INFORMATION GIVEN.
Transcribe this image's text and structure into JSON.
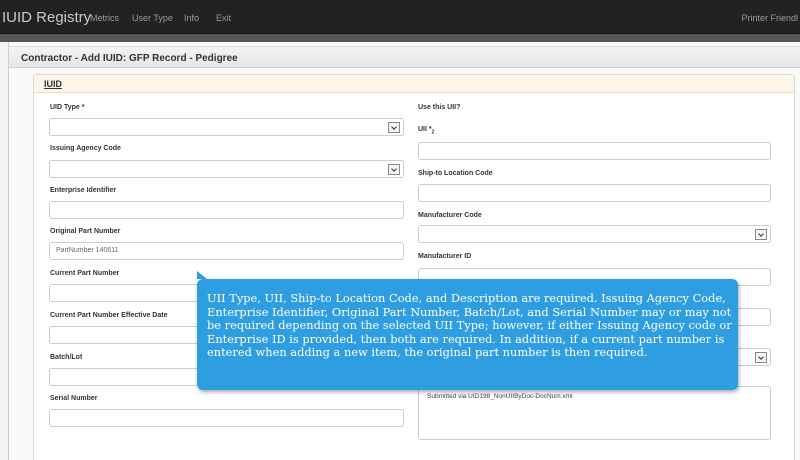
{
  "navbar": {
    "brand": "IUID Registry",
    "links": [
      "Metrics",
      "User Type",
      "Info",
      "Exit"
    ],
    "right_link": "Printer Friendl"
  },
  "page": {
    "title": "Contractor - Add IUID: GFP Record - Pedigree"
  },
  "panel": {
    "title": "IUID"
  },
  "left_fields": {
    "uid_type": {
      "label": "UID Type *",
      "value": ""
    },
    "issuing_agency_code": {
      "label": "Issuing Agency Code",
      "value": ""
    },
    "enterprise_identifier": {
      "label": "Enterprise Identifier",
      "value": ""
    },
    "original_part_number": {
      "label": "Original Part Number",
      "value": "PartNumber 140611"
    },
    "current_part_number": {
      "label": "Current Part Number",
      "value": ""
    },
    "current_part_number_effective_date": {
      "label": "Current Part Number Effective Date",
      "value": ""
    },
    "batch_lot": {
      "label": "Batch/Lot",
      "value": ""
    },
    "serial_number": {
      "label": "Serial Number",
      "value": ""
    }
  },
  "right_fields": {
    "use_this_uii": {
      "label": "Use this UII?"
    },
    "uii": {
      "label": "UII *",
      "label_sub": "2",
      "value": ""
    },
    "ship_to_location_code": {
      "label": "Ship-to Location Code",
      "value": ""
    },
    "manufacturer_code": {
      "label": "Manufacturer Code",
      "value": ""
    },
    "manufacturer_id": {
      "label": "Manufacturer ID",
      "value": ""
    },
    "description": {
      "value": "Submitted via UID198_NonUIIByDoc-DocNum.xml"
    }
  },
  "tooltip": {
    "text": "UII Type, UII, Ship-to Location Code, and Description are required. Issuing Agency Code, Enterprise Identifier, Original Part Number, Batch/Lot, and Serial Number may or may not be required depending on the selected UII Type; however, if either Issuing Agency code or Enterprise ID is provided, then both are required. In addition, if a current part number is entered when adding a new item, the original part number is then required."
  },
  "colors": {
    "navbar_bg": "#222222",
    "panel_heading_bg": "#fcf5e8",
    "tooltip_bg": "#2f9ee0"
  }
}
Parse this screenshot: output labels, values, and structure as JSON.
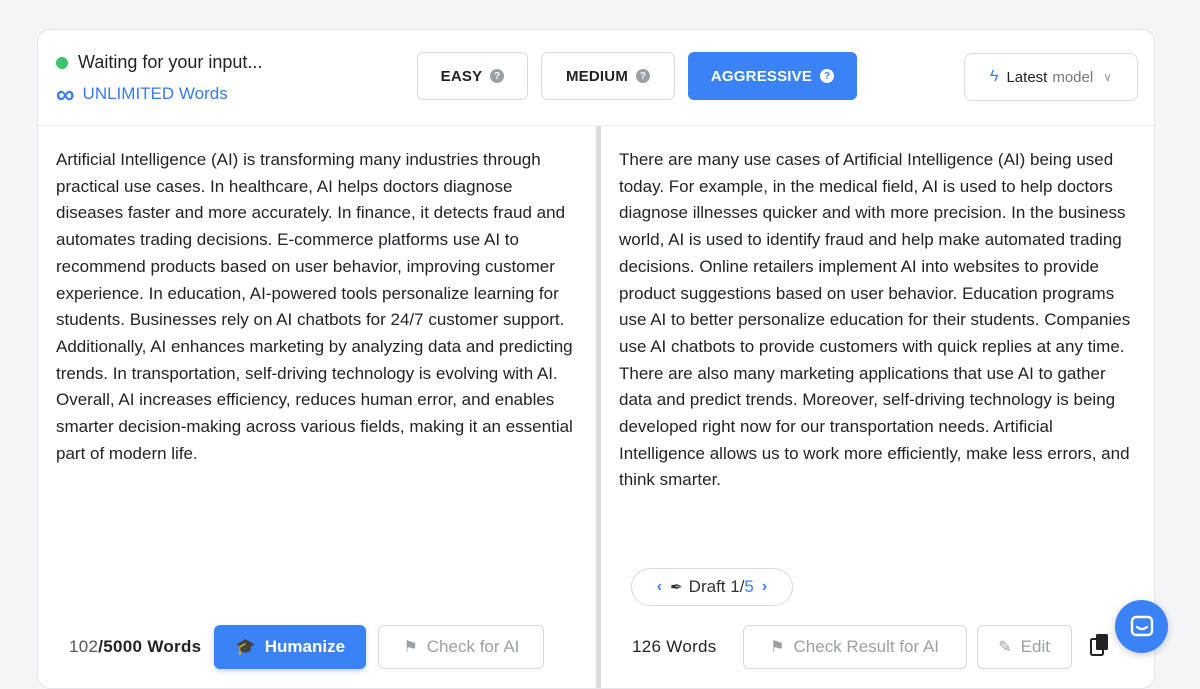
{
  "header": {
    "status_text": "Waiting for your input...",
    "unlimited_symbol": "∞",
    "unlimited_text": "UNLIMITED Words",
    "status_color": "#3ec46d",
    "accent_color": "#3b82f6"
  },
  "modes": [
    {
      "label": "EASY",
      "active": false
    },
    {
      "label": "MEDIUM",
      "active": false
    },
    {
      "label": "AGGRESSIVE",
      "active": true
    }
  ],
  "model_select": {
    "icon": "bolt-icon",
    "label": "Latest",
    "label_suffix": "model"
  },
  "input_pane": {
    "text": "Artificial Intelligence (AI) is transforming many industries through practical use cases. In healthcare, AI helps doctors diagnose diseases faster and more accurately. In finance, it detects fraud and automates trading decisions. E-commerce platforms use AI to recommend products based on user behavior, improving customer experience. In education, AI-powered tools personalize learning for students. Businesses rely on AI chatbots for 24/7 customer support. Additionally, AI enhances marketing by analyzing data and predicting trends. In transportation, self-driving technology is evolving with AI. Overall, AI increases efficiency, reduces human error, and enables smarter decision-making across various fields, making it an essential part of modern life.",
    "word_count": "102",
    "word_limit": "/5000 Words",
    "humanize_label": "Humanize",
    "check_ai_label": "Check for AI"
  },
  "output_pane": {
    "text": "There are many use cases of Artificial Intelligence (AI) being used today. For example, in the medical field, AI is used to help doctors diagnose illnesses quicker and with more precision. In the business world, AI is used to identify fraud and help make automated trading decisions. Online retailers implement AI into websites to provide product suggestions based on user behavior. Education programs use AI to better personalize education for their students. Companies use AI chatbots to provide customers with quick replies at any time. There are also many marketing applications that use AI to gather data and predict trends. Moreover, self-driving technology is being developed right now for our transportation needs. Artificial Intelligence allows us to work more efficiently, make less errors, and think smarter.",
    "draft_label": "Draft 1/",
    "draft_total": "5",
    "word_count": "126 Words",
    "check_result_label": "Check Result for AI",
    "edit_label": "Edit"
  }
}
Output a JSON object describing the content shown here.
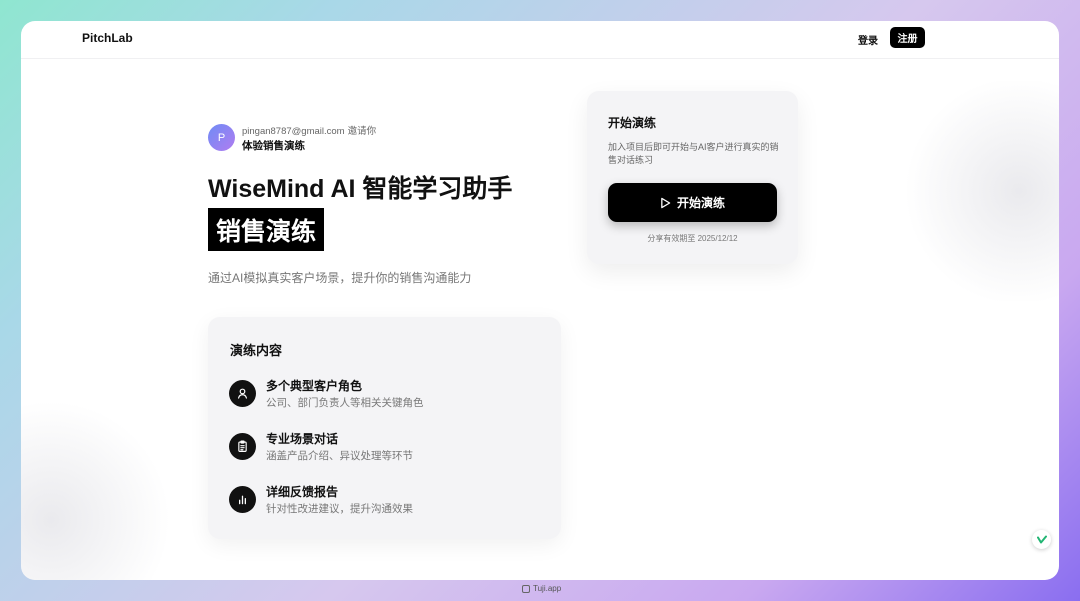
{
  "nav": {
    "brand": "PitchLab",
    "login": "登录",
    "register": "注册"
  },
  "invite": {
    "avatar_letter": "P",
    "email": "pingan8787@gmail.com",
    "invite_text": "邀请你",
    "subtitle": "体验销售演练"
  },
  "hero": {
    "headline": "WiseMind AI 智能学习助手",
    "highlight": "销售演练",
    "subtitle": "通过AI模拟真实客户场景，提升你的销售沟通能力"
  },
  "content_card": {
    "title": "演练内容",
    "features": [
      {
        "icon": "user-icon",
        "title": "多个典型客户角色",
        "desc": "公司、部门负责人等相关关键角色"
      },
      {
        "icon": "clipboard-icon",
        "title": "专业场景对话",
        "desc": "涵盖产品介绍、异议处理等环节"
      },
      {
        "icon": "bar-chart-icon",
        "title": "详细反馈报告",
        "desc": "针对性改进建议，提升沟通效果"
      }
    ]
  },
  "start_card": {
    "title": "开始演练",
    "desc": "加入项目后即可开始与AI客户进行真实的销售对话练习",
    "button": "开始演练",
    "expiry": "分享有效期至 2025/12/12"
  },
  "footer": {
    "watermark": "Tuji.app"
  },
  "colors": {
    "primary": "#000000",
    "card_bg": "#f4f4f6",
    "accent_green": "#22b573"
  }
}
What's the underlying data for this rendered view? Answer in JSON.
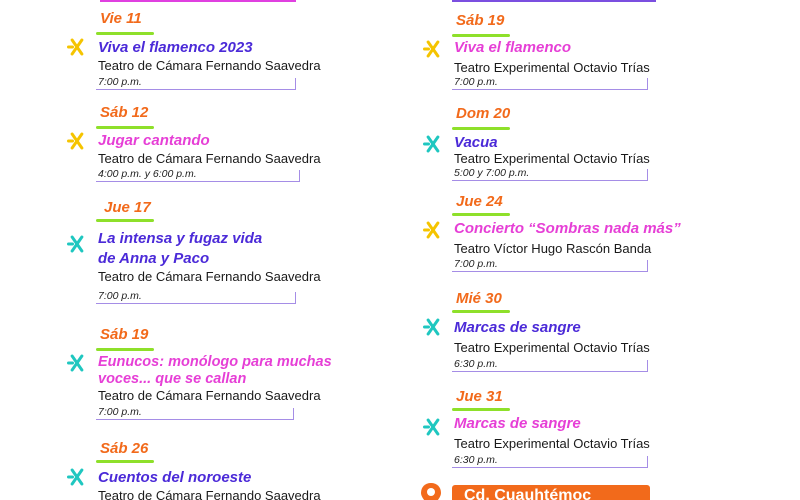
{
  "left": [
    {
      "date": "Vie 11",
      "title": [
        "Viva el flamenco 2023"
      ],
      "venue": "Teatro de Cámara Fernando Saavedra",
      "time": "7:00 p.m.",
      "color": "blue"
    },
    {
      "date": "Sáb 12",
      "title": [
        "Jugar cantando"
      ],
      "venue": "Teatro de Cámara Fernando Saavedra",
      "time": "4:00 p.m. y 6:00 p.m.",
      "color": "pink"
    },
    {
      "date": "Jue 17",
      "title": [
        "La intensa y fugaz vida",
        "de Anna y Paco"
      ],
      "venue": "Teatro de Cámara Fernando Saavedra",
      "time": "7:00 p.m.",
      "color": "blue"
    },
    {
      "date": "Sáb 19",
      "title": [
        "Eunucos: monólogo para muchas",
        "voces... que se callan"
      ],
      "venue": "Teatro de Cámara Fernando Saavedra",
      "time": "7:00 p.m.",
      "color": "pink"
    },
    {
      "date": "Sáb 26",
      "title": [
        "Cuentos del noroeste"
      ],
      "venue": "Teatro de Cámara Fernando Saavedra",
      "time": "",
      "color": "blue"
    }
  ],
  "right": [
    {
      "date": "Sáb 19",
      "title": [
        "Viva el flamenco"
      ],
      "venue": "Teatro Experimental Octavio Trías",
      "time": "7:00 p.m.",
      "color": "pink"
    },
    {
      "date": "Dom 20",
      "title": [
        "Vacua"
      ],
      "venue": "Teatro Experimental Octavio Trías",
      "time": "5:00 y 7:00 p.m.",
      "color": "blue"
    },
    {
      "date": "Jue 24",
      "title": [
        "Concierto “Sombras nada más”"
      ],
      "venue": "Teatro Víctor Hugo Rascón Banda",
      "time": "7:00 p.m.",
      "color": "pink"
    },
    {
      "date": "Mié 30",
      "title": [
        "Marcas de sangre"
      ],
      "venue": "Teatro Experimental Octavio Trías",
      "time": "6:30 p.m.",
      "color": "blue"
    },
    {
      "date": "Jue 31",
      "title": [
        "Marcas de sangre"
      ],
      "venue": "Teatro Experimental Octavio Trías",
      "time": "6:30 p.m.",
      "color": "pink"
    }
  ],
  "location_label": "Cd. Cuauhtémoc",
  "colors": {
    "orange": "#f26a1b",
    "green": "#8ee02a",
    "blue": "#4b2ad8",
    "pink": "#e63fd6",
    "teal": "#1fc7c0",
    "yellow": "#f5c400"
  }
}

WRITTEN INSTRUCTION.
Gather each line of the records holding the string "brand".

FINISHED TASK.
    "brand": "IUID Registry",
    "brand": "PitchLab",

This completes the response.